(What is required) Copy exactly the stretch of lines from the one holding "Type out the text in this image." through the last line of the data below, inclusive. Leave out pictures.

Data excerpts
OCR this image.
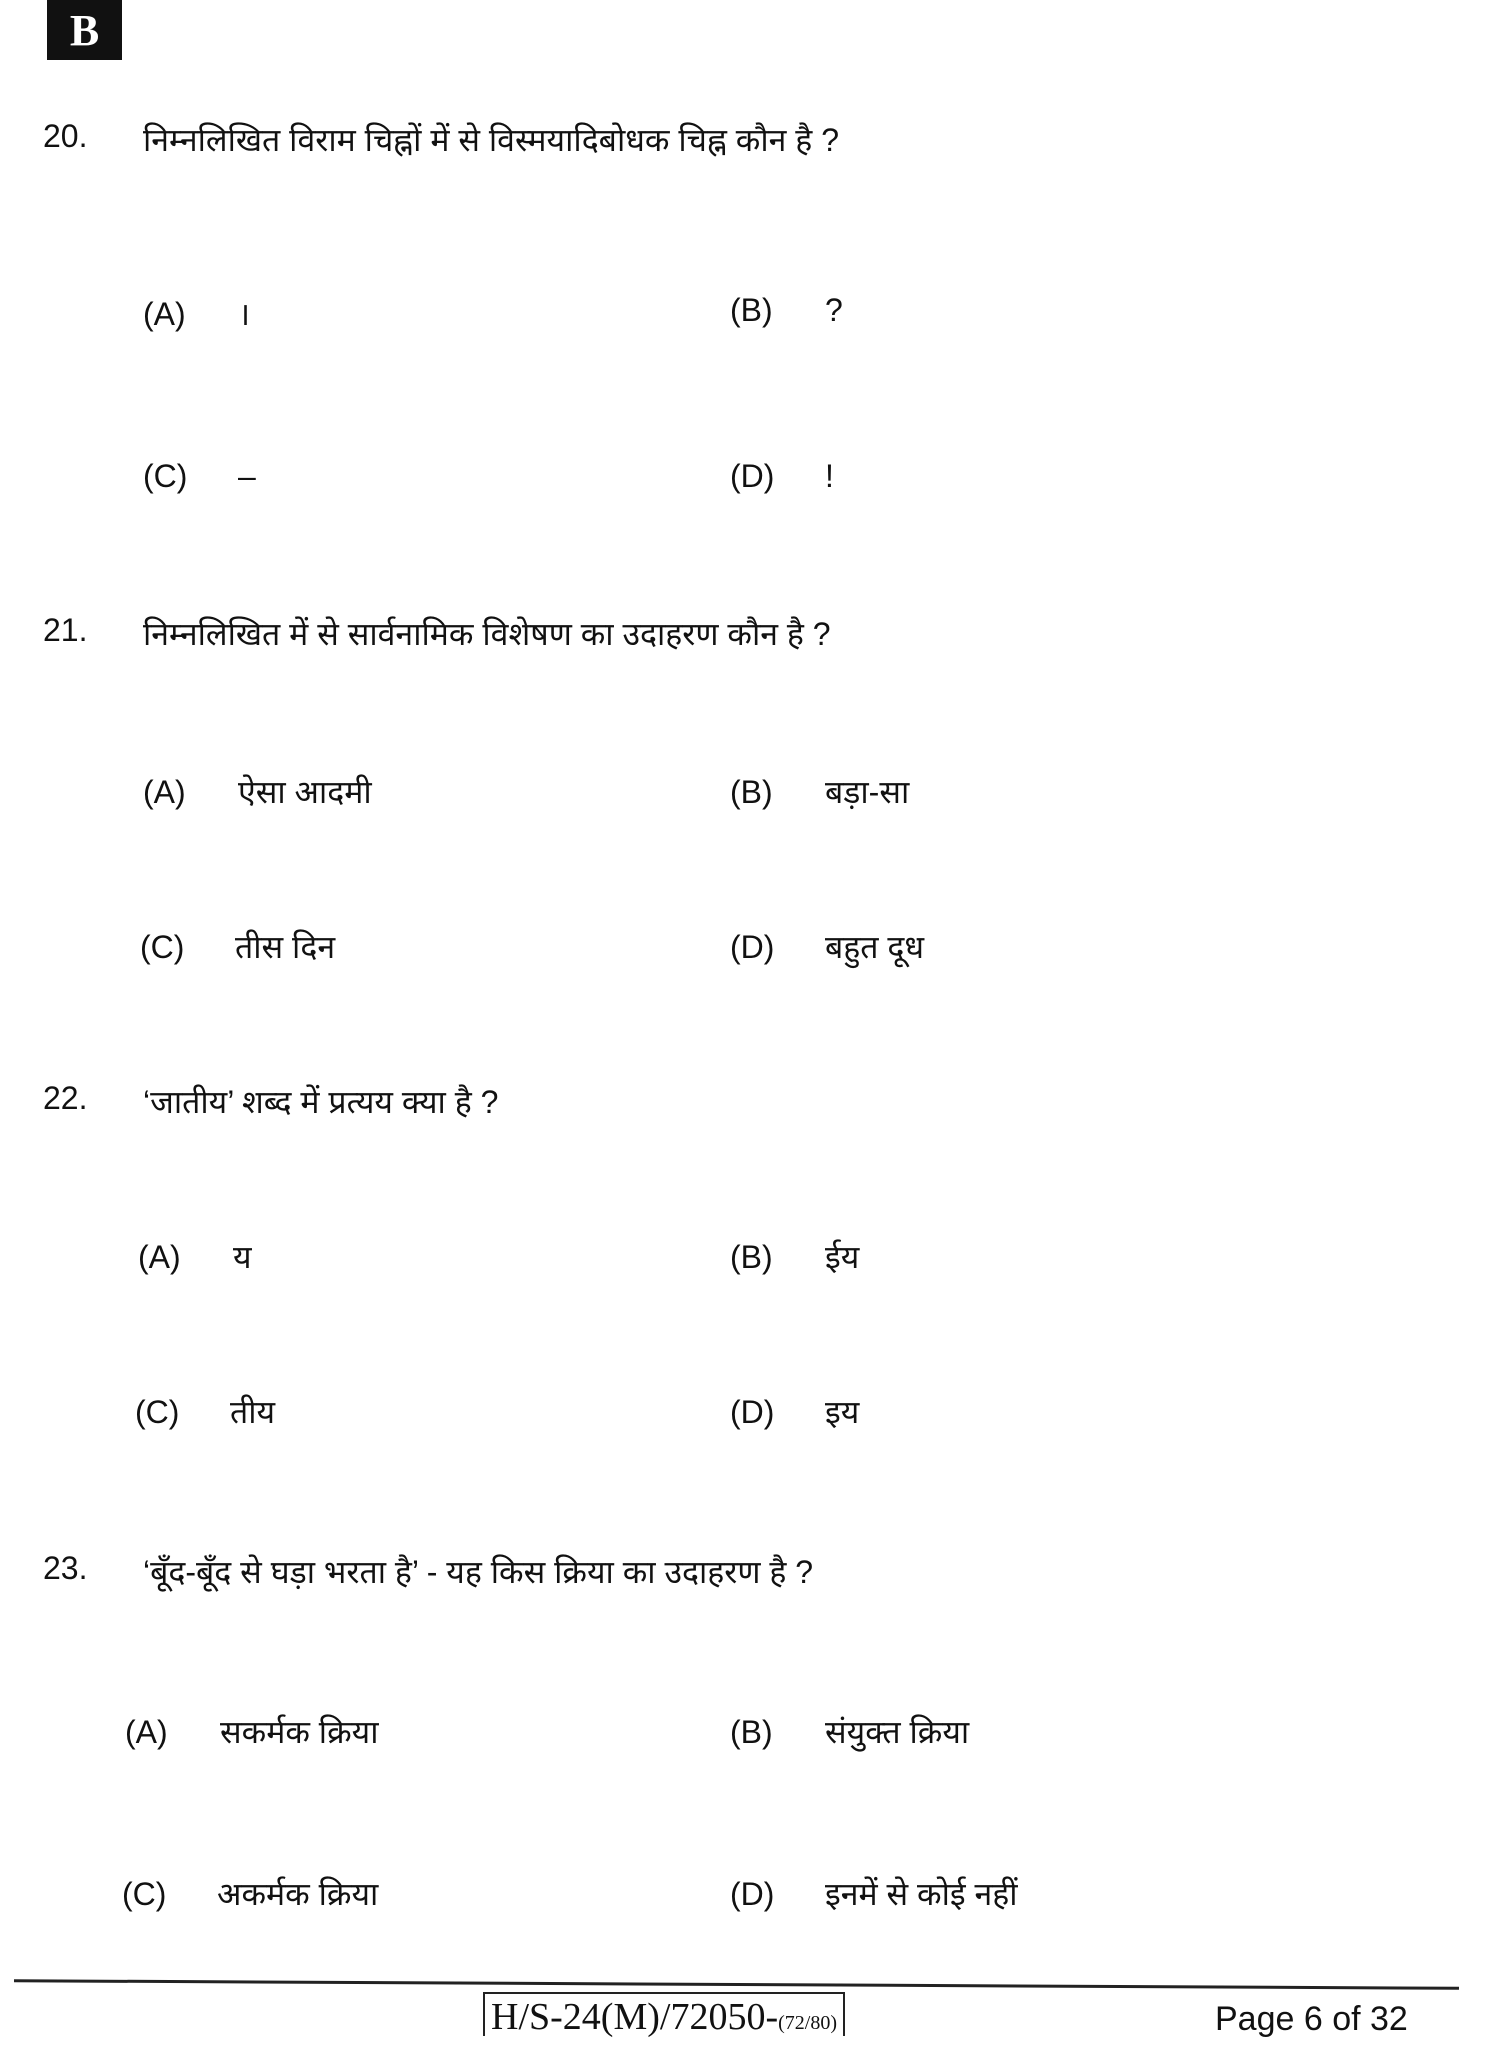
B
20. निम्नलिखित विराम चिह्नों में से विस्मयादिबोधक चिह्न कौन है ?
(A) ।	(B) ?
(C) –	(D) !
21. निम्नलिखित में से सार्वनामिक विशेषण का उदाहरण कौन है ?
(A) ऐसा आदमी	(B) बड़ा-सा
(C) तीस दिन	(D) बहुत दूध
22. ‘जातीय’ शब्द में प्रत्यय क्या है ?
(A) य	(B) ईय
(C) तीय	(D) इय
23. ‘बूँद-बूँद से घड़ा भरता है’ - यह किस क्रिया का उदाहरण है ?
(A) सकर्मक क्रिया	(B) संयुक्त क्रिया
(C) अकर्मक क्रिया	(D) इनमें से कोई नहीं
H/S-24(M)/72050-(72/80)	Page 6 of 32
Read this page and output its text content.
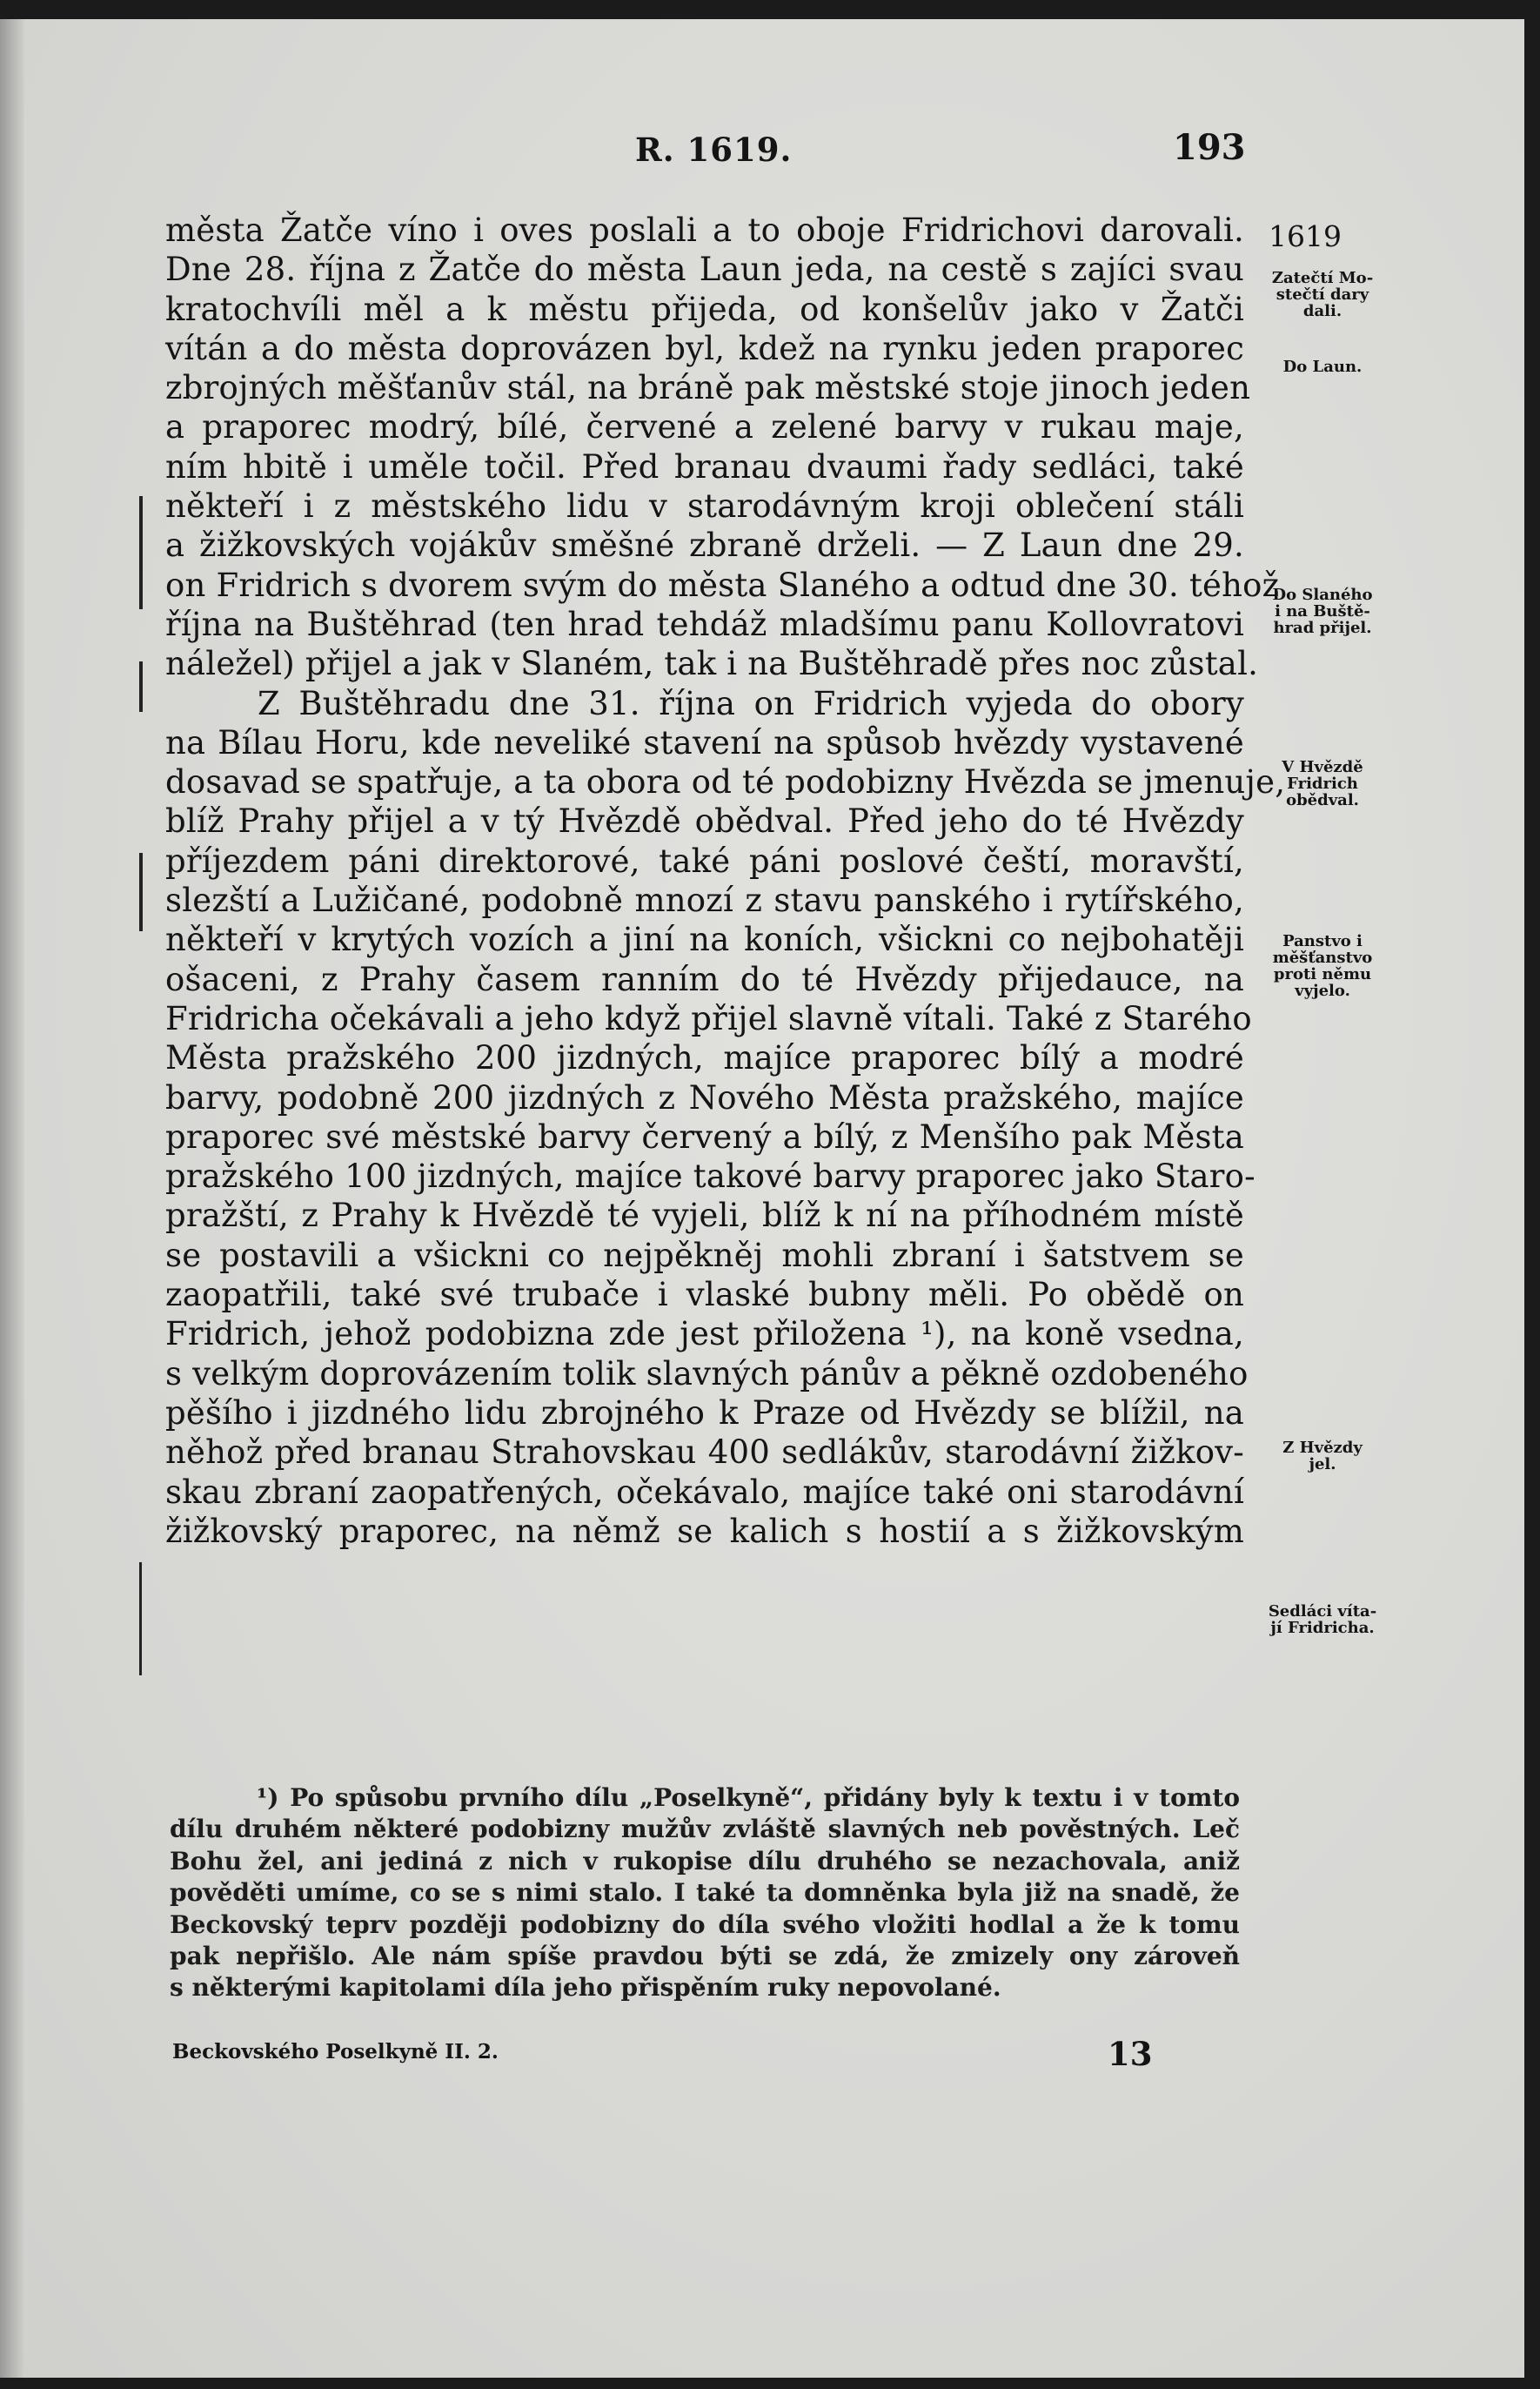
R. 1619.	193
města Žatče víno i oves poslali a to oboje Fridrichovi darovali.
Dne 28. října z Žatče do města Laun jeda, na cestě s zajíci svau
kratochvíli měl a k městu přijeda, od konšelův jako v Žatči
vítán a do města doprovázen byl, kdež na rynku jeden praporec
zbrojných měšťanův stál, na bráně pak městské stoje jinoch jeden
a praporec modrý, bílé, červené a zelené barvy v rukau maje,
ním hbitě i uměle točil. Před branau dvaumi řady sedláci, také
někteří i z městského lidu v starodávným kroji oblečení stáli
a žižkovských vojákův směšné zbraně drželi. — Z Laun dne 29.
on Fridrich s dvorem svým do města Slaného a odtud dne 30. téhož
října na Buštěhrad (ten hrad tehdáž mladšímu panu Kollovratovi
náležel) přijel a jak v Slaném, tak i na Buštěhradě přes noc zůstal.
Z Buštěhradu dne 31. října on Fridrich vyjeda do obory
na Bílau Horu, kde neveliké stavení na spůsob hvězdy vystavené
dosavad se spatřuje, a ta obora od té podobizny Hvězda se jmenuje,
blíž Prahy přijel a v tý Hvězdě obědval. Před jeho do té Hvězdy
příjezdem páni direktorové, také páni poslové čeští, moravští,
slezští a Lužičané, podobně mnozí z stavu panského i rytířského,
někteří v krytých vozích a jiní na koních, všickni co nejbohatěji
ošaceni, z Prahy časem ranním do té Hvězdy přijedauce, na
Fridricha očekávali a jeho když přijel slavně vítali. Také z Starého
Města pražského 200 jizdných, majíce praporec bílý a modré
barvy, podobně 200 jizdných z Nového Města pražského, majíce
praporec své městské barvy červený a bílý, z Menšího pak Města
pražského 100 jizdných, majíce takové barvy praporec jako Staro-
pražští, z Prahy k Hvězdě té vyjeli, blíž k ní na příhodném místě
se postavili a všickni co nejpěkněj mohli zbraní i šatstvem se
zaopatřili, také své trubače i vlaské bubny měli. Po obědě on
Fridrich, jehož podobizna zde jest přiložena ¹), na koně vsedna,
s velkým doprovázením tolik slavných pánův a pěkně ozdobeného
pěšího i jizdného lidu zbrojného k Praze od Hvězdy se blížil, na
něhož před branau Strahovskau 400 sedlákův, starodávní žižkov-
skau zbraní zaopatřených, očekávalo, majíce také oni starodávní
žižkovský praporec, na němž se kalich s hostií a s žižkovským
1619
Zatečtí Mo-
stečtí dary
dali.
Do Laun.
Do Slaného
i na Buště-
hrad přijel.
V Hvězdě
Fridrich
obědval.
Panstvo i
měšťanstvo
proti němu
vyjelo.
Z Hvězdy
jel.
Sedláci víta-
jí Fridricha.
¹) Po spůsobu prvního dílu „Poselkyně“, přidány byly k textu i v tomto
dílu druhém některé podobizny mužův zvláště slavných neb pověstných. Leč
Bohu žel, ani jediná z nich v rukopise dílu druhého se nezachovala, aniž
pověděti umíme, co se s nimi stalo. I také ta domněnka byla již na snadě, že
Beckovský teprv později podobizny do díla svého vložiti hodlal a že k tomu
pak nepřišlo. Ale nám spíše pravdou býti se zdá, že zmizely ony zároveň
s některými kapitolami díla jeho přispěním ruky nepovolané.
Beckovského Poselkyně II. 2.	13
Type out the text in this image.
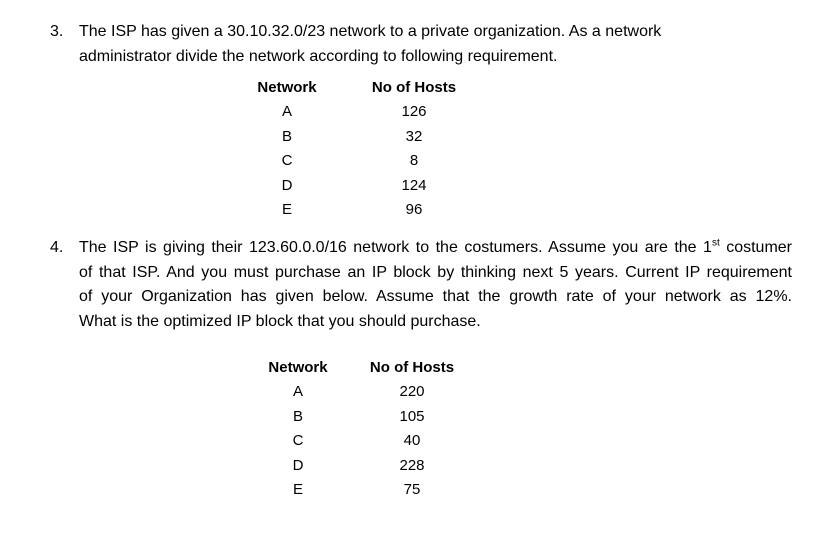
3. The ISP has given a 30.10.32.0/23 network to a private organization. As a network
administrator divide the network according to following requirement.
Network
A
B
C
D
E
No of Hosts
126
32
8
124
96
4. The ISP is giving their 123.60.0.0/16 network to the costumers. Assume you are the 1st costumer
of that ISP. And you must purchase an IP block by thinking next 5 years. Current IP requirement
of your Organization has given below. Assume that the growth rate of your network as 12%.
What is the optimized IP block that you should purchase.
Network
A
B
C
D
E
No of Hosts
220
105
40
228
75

(Expected answer)
Type out the text in this image.
3. The ISP has given a 30.10.32.0/23 network to a private organization. As a network
administrator divide the network according to following requirement.
Network
A
B
C
D
E
No of Hosts
126
32
8
124
96
4. The ISP is giving their 123.60.0.0/16 network to the costumers. Assume you are the 1st costumer
of that ISP. And you must purchase an IP block by thinking next 5 years. Current IP requirement
of your Organization has given below. Assume that the growth rate of your network as 12%.
What is the optimized IP block that you should purchase.
Network
A
B
C
D
E
No of Hosts
220
105
40
228
75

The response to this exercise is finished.